◆ Tu objetivo ◆
Copia completo y sin ningún cambio el texto de abajo sobre Biden, los empleadores y la austeridad.
──────── Texto mostrado
Los ricos y los poderosos seguirían oponiéndose, debido al temor debilitante de que terminarían como Peel en Australia: con dinero, pero desprovistos del poder para someter a los menos adinerados.
Ya estamos viendo evidencia de esto. En Estados Unidos, los empleadores reportan que no pueden encontrar trabajadores ahora que se levantan las reglas de confinamiento por la pandemia.
A lo que realmente se refieren es a que no encuentran trabajadores que quieran trabajar por la miseria que les ofrecen. La extensión de la administración Biden de un pago complementario semanal de $300 a los desempleados ha significado que los beneficios combinados que los trabajadores reciben son más del doble del salario mínimo federal, que el Congreso se negó a mejorar. En resumidas cuentas, los empleadores están experimentando algo similar a lo que le sucedió a Peel poco después de llegar a Australia.
Si estoy en lo cierto, Biden enfrenta una tarea imposible. Por la manera en que los mercados financieros se desacoplaron después del 2008 de la producción capitalista real, cada nivel de estímulo fiscal que elija será demasiado bajo y excesivo a la vez.
Será extremadamente bajo porque no generará buenos empleos en cantidades suficientes. Y será excesivo porque, dada la baja rentabilidad y la alta deuda de muchas corporaciones, hasta el más mínimo aumento de las tasas de interés causará una catarata de quiebras corporativas y rabietas del mercado financiero.
La única manera de superar este acertijo, y reequilibrar tanto los mercados financieros como la economía real, es aumentando de manera sustancial los ingresos de los estadounidenses de clase trabajadora y condonando gran parte de la deuda —por ejemplo, los préstamos estudiantiles— que los mantiene sumergidos.
Pero como esto empoderaría a la mayoría e invocaría el espectro del destino de Peel, los ricos y poderosos preferirán un retorno a la vieja y querida austeridad. Después de todo, su interés primordial no es conservar el potencial económico, sino preservar el poder de los pocos para someter a los muchos.
Yanis Varufakis, exministro de Finanzas de Grecia, es líder del partido MeRA25 y profesor de Economía en la Universidad de Atenas.
────────────────
──────── Datos para revisar
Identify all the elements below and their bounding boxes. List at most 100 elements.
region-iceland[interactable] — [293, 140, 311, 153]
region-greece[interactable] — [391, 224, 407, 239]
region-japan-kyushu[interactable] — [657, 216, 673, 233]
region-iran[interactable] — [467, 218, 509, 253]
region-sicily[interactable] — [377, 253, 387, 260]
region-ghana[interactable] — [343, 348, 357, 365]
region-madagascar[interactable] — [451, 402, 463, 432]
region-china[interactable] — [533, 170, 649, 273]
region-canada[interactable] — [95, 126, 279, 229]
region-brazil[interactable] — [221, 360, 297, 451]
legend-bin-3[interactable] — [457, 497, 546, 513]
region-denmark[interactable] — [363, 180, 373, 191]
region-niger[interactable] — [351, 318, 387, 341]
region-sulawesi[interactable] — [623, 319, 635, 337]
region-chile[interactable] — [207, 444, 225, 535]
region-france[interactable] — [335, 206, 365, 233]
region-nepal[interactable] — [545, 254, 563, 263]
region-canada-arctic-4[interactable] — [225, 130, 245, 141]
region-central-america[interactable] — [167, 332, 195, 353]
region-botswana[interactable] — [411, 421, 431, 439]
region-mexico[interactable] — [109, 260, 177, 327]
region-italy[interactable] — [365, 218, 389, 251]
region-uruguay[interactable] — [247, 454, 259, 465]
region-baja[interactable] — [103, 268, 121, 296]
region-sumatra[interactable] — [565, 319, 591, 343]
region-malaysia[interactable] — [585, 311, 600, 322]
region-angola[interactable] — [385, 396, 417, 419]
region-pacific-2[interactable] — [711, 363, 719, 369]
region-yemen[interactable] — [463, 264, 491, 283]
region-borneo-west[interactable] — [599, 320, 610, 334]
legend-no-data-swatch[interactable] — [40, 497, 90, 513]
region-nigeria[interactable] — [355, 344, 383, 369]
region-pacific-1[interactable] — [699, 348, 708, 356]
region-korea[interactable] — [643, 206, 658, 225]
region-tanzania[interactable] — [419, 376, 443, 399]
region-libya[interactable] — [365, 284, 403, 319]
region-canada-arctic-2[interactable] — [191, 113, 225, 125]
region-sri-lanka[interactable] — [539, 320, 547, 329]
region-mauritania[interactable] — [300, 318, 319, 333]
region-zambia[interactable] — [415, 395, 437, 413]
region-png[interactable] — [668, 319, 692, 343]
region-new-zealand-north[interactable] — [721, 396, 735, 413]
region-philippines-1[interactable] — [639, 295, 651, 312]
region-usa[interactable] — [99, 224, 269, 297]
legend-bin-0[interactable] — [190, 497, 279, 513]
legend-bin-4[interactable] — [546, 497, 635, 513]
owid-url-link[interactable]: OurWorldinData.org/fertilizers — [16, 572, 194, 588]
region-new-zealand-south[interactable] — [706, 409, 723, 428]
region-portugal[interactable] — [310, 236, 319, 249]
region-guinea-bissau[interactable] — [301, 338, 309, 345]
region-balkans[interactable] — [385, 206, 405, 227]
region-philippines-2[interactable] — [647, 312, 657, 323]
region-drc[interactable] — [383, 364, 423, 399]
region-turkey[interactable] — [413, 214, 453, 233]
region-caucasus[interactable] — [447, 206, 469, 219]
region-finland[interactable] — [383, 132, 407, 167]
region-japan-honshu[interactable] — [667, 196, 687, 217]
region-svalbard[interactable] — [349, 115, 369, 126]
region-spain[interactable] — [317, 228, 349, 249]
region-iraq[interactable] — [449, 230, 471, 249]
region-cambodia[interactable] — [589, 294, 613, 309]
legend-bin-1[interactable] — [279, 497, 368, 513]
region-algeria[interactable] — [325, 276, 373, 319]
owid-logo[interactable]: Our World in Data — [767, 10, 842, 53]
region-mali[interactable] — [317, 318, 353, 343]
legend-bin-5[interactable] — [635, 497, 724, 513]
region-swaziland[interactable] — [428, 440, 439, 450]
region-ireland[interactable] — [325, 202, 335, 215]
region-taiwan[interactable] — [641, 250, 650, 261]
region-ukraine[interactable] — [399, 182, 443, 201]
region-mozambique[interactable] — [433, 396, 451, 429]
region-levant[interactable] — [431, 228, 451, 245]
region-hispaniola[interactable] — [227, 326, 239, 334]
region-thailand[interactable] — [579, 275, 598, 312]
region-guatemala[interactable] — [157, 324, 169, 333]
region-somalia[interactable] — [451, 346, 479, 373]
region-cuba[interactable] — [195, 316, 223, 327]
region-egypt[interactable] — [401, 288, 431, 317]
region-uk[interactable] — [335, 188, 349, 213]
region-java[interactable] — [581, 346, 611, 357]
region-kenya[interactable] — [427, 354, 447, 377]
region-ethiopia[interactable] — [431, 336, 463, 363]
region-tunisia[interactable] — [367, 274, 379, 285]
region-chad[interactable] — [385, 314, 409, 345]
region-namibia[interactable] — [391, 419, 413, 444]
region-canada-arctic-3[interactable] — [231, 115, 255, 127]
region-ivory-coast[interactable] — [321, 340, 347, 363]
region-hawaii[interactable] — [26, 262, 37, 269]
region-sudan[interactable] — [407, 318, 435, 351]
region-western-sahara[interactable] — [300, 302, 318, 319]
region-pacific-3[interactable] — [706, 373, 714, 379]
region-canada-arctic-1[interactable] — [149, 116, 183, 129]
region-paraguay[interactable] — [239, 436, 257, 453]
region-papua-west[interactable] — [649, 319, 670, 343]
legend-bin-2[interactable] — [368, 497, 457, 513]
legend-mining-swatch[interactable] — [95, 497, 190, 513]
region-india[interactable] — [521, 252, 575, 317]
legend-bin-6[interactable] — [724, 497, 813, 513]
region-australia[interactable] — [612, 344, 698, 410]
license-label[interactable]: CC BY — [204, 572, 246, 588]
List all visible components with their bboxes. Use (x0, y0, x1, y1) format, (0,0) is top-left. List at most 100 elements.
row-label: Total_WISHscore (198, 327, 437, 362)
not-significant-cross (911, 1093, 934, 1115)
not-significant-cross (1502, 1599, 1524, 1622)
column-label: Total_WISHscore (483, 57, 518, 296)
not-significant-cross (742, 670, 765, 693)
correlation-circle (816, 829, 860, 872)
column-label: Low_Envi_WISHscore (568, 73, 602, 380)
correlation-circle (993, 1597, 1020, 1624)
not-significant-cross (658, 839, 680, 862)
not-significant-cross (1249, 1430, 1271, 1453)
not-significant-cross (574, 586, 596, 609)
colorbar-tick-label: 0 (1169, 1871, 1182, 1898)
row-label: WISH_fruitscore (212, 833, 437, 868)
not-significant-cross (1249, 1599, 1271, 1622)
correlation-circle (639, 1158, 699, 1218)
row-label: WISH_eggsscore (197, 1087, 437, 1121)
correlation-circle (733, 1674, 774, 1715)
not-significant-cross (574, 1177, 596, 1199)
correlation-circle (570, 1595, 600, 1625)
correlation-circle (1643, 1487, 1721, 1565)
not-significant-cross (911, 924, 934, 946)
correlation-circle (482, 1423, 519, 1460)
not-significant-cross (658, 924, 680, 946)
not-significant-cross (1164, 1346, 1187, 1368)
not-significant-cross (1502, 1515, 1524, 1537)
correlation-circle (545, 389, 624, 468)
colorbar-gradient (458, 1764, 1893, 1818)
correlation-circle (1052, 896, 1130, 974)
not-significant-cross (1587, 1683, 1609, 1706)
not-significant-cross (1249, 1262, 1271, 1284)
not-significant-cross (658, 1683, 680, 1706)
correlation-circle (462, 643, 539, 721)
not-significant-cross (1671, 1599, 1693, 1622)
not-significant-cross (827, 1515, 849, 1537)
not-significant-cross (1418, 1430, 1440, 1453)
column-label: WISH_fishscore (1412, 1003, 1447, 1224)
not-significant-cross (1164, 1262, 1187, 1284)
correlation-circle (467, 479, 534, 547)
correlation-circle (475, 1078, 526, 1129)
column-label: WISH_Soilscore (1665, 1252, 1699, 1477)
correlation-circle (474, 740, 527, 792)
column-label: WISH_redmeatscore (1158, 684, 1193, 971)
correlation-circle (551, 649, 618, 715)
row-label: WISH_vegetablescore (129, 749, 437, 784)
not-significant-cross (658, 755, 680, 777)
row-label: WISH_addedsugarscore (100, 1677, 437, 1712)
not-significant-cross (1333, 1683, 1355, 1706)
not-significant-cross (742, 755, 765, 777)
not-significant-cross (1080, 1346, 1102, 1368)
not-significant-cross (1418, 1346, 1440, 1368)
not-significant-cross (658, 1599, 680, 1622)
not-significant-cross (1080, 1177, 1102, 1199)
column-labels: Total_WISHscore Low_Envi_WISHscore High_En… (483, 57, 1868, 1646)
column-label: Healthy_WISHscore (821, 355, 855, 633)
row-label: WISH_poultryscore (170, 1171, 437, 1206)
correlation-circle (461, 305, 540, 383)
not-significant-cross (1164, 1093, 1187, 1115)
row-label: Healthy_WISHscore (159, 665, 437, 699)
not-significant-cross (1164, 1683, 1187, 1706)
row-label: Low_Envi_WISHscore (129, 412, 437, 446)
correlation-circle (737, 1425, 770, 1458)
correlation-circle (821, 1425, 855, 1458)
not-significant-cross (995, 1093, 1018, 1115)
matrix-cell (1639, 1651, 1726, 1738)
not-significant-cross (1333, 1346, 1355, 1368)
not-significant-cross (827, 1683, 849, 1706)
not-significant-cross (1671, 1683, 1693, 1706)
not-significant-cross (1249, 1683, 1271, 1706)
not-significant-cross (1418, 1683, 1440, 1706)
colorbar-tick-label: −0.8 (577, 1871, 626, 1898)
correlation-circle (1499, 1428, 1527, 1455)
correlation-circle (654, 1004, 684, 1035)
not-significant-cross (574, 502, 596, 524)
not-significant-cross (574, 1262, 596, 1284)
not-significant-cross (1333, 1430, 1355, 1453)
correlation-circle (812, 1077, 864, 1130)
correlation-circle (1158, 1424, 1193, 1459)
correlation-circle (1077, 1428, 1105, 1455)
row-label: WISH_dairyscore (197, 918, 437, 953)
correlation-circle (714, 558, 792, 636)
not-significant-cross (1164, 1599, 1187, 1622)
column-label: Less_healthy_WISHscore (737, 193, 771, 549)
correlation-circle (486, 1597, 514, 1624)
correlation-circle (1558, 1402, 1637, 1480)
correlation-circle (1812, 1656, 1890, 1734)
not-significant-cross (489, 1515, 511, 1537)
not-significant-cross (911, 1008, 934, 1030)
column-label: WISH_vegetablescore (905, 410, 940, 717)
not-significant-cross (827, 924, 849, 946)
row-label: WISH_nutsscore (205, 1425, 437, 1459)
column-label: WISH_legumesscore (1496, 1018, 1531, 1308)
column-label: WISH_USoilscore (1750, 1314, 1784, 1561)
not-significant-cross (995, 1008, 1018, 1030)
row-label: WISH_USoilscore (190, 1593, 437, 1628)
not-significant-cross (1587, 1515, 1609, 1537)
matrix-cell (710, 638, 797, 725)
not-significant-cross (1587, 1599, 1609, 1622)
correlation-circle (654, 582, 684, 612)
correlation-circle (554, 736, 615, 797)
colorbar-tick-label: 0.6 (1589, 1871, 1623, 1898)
────────────────
◆ Respuesta escrita ◆
Los ricos y los poderosos seguirían oponiéndose, debido al temor debilitante de que terminarían como Peel en Australia: con dinero, pero desprovistos del poder para someter a los menos adinerados.
Ya estamos viendo evidencia de esto. En Estados Unidos, los empleadores reportan que no pueden encontrar trabajadores ahora que se levantan las reglas de confinamiento por la pandemia.
A lo que realmente se refieren es a que no encuentran trabajadores que quieran trabajar por la miseria que les ofrecen. La extensión de la administración Biden de un pago complementario semanal de $300 a los desempleados ha significado que los beneficios combinados que los trabajadores reciben son más del doble del salario mínimo federal, que el Congreso se negó a mejorar. En resumidas cuentas, los empleadores están experimentando algo similar a lo que le sucedió a Peel poco después de llegar a Australia.
Si estoy en lo cierto, Biden enfrenta una tarea imposible. Por la manera en que los mercados financieros se desacoplaron después del 2008 de la producción capitalista real, cada nivel de estímulo fiscal que elija será demasiado bajo y excesivo a la vez.
Será extremadamente bajo porque no generará buenos empleos en cantidades suficientes. Y será excesivo porque, dada la baja rentabilidad y la alta deuda de muchas corporaciones, hasta el más mínimo aumento de las tasas de interés causará una catarata de quiebras corporativas y rabietas del mercado financiero.
La única manera de superar este acertijo, y reequilibrar tanto los mercados financieros como la economía real, es aumentando de manera sustancial los ingresos de los estadounidenses de clase trabajadora y condonando gran parte de la deuda —por ejemplo, los préstamos estudiantiles— que los mantiene sumergidos.
Pero como esto empoderaría a la mayoría e invocaría el espectro del destino de Peel, los ricos y poderosos preferirán un retorno a la vieja y querida austeridad. Después de todo, su interés primordial no es conservar el potencial económico, sino preservar el poder de los pocos para someter a los muchos.
Yanis Varufakis, exministro de Finanzas de Grecia, es líder del partido MeRA25 y profesor de Economía en la Universidad de Atenas.